--- Begin Exercise material ---

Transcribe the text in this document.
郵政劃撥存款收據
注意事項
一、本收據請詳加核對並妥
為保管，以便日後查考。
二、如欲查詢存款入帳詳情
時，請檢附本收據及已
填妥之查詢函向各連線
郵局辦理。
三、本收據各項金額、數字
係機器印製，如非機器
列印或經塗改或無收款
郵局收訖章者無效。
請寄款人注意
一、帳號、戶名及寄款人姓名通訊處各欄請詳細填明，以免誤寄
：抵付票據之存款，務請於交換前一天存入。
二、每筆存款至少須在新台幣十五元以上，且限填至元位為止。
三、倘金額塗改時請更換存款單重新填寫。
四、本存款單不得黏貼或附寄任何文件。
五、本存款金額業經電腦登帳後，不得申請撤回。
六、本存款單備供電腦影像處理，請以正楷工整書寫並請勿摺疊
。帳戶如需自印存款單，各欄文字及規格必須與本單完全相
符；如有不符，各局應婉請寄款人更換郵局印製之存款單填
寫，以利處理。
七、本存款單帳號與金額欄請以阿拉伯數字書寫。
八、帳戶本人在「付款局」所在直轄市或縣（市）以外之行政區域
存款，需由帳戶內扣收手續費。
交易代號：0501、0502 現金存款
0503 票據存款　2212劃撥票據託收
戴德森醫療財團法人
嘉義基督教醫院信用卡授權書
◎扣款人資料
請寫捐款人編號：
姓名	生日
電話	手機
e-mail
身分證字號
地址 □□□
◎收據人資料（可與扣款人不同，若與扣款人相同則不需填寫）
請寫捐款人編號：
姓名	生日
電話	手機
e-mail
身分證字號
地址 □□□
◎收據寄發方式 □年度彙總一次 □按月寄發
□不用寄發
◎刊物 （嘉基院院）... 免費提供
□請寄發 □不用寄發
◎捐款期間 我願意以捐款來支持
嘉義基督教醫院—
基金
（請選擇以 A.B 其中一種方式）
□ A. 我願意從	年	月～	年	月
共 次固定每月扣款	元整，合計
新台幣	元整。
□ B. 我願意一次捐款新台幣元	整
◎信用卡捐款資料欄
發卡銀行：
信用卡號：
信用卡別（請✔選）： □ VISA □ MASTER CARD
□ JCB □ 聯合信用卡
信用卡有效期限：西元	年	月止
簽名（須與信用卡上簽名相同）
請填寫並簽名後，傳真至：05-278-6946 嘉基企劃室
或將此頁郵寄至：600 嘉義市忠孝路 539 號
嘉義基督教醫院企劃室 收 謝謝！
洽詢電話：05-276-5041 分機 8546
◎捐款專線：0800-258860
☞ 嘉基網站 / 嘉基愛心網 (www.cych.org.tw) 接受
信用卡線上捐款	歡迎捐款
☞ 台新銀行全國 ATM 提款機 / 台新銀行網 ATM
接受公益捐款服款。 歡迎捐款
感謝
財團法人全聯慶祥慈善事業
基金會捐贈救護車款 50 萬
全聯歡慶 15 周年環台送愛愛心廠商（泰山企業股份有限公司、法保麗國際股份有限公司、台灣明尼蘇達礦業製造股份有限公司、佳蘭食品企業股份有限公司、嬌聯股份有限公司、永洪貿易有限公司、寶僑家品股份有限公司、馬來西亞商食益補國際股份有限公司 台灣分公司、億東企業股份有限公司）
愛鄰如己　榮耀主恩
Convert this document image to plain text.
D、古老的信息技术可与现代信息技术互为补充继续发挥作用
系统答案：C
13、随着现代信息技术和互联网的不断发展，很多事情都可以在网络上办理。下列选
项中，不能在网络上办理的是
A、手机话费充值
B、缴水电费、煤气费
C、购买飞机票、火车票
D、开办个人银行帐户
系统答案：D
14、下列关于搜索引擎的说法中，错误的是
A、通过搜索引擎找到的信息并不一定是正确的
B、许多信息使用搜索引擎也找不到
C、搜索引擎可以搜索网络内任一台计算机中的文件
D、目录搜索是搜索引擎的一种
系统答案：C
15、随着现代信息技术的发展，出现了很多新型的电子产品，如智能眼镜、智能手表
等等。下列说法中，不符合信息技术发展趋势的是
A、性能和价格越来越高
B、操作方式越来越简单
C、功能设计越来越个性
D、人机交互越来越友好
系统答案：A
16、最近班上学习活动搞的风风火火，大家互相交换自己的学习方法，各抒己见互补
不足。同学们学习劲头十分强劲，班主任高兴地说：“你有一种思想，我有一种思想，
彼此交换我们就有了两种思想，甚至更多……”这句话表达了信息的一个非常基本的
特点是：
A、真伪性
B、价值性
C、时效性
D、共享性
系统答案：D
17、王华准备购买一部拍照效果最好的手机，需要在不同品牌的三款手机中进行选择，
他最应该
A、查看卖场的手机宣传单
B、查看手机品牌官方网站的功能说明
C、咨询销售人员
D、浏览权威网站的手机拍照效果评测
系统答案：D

--- End Exercise material ---

Aim of the task: Tally the lines in this data that hold the word "document" and state only the count.

Finished exercise: 2